* [SHORT PROBLEM] List every line of the records that contains the string "ball", where uppercase and lowercase must match.
## START MATERIAL PROVIDED
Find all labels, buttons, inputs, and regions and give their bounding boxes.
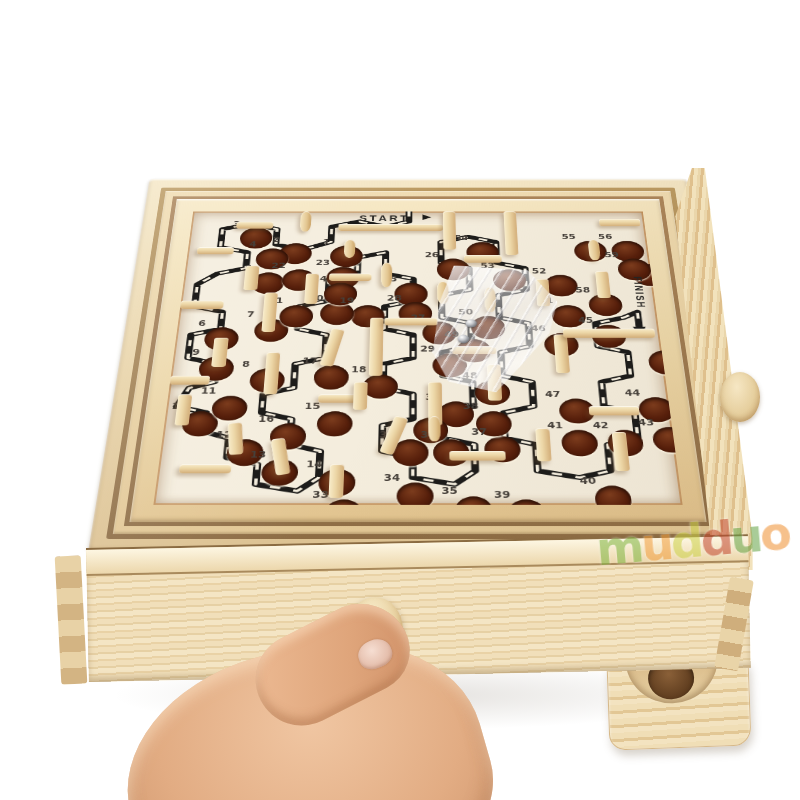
corner-foot: [607, 658, 752, 751]
hole-number-40: 40: [579, 476, 596, 487]
hole-number-23: 23: [316, 259, 331, 267]
hole-number-55: 55: [561, 233, 576, 241]
hole-number-28: 28: [387, 294, 402, 303]
hole-number-4: 4: [249, 240, 257, 248]
hole-number-35: 35: [441, 486, 457, 497]
hole-number-22: 22: [271, 261, 286, 269]
hole-number-26: 26: [425, 251, 439, 259]
hole-number-19: 19: [339, 296, 354, 305]
maze-wall: [236, 222, 273, 229]
steel-ball: [465, 319, 477, 327]
hole-number-8: 8: [242, 359, 250, 368]
maze-dowel: [428, 416, 440, 441]
hole-number-39: 39: [494, 489, 511, 500]
maze-wall: [449, 451, 506, 460]
hole-number-41: 41: [547, 420, 563, 430]
watermark-letter: u: [639, 516, 673, 572]
hole-34: [397, 483, 434, 505]
maze-wall: [503, 211, 518, 254]
hole-number-43: 43: [638, 417, 655, 427]
hole-number-18: 18: [351, 365, 366, 374]
hole-number-37: 37: [471, 427, 487, 437]
watermark-letter: d: [668, 513, 703, 569]
maze-wall: [228, 422, 244, 455]
steel-ball: [458, 335, 470, 344]
labyrinth-product-photo: START FINISH 123456789101112131415161718…: [0, 0, 800, 800]
maze-wall: [353, 382, 368, 410]
maze-wall: [178, 464, 231, 473]
hole-number-6: 6: [198, 319, 207, 328]
maze-wall: [369, 318, 384, 376]
hole-number-42: 42: [592, 420, 609, 430]
box-joint-left: [55, 555, 88, 684]
maze-wall: [329, 274, 371, 282]
maze-wall: [599, 219, 641, 226]
hole-number-52: 52: [532, 267, 547, 275]
hole-number-7: 7: [247, 310, 255, 319]
hole-number-1: 1: [323, 238, 331, 246]
hole-number-9: 9: [192, 347, 201, 356]
hole-number-59: 59: [604, 251, 619, 259]
hole-number-33: 33: [312, 489, 329, 500]
hole-number-15: 15: [304, 402, 320, 412]
start-arrow-icon: [423, 214, 432, 220]
maze-lid: START FINISH 123456789101112131415161718…: [88, 179, 748, 552]
hole-number-45: 45: [578, 316, 594, 325]
hole-number-58: 58: [575, 285, 590, 294]
watermark-letter: m: [594, 519, 643, 577]
start-label: START: [359, 214, 410, 223]
maze-wall: [328, 464, 344, 498]
hole-number-16: 16: [258, 414, 274, 424]
maze-wall: [464, 255, 501, 262]
maze-wall: [338, 224, 443, 231]
maze-dowel: [344, 239, 356, 257]
hole-number-17: 17: [302, 356, 318, 365]
maze-wall: [244, 266, 259, 290]
maze-dowel: [380, 263, 392, 287]
hole-number-47: 47: [545, 389, 561, 399]
hole-number-44: 44: [624, 388, 641, 398]
maze-wall: [535, 429, 552, 461]
maze-wall: [180, 301, 224, 309]
maze-wall: [197, 247, 235, 254]
hole-number-56: 56: [598, 233, 613, 241]
hole-number-38: 38: [463, 402, 479, 412]
maze-playfield: START FINISH 123456789101112131415161718…: [153, 211, 682, 504]
maze-wall: [443, 211, 456, 249]
maze-wall: [304, 274, 319, 304]
hole-number-34: 34: [384, 472, 400, 483]
hole-number-11: 11: [200, 386, 216, 396]
hole-number-13: 13: [250, 449, 267, 459]
watermark-letter: o: [758, 506, 791, 562]
hole-number-2: 2: [272, 235, 280, 243]
hole-number-54: 54: [454, 234, 468, 242]
maze-wall: [384, 318, 437, 326]
right-tilt-knob[interactable]: [720, 372, 760, 422]
maze-wall: [170, 376, 211, 384]
watermark-letter: d: [698, 511, 733, 567]
maze-wall: [589, 406, 640, 415]
maze-wall: [562, 329, 655, 338]
hole-number-14: 14: [306, 459, 323, 469]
## END MATERIAL PROVIDED
* [RESPONSE]
steel-ball: [465, 319, 477, 327]
steel-ball: [458, 335, 470, 344]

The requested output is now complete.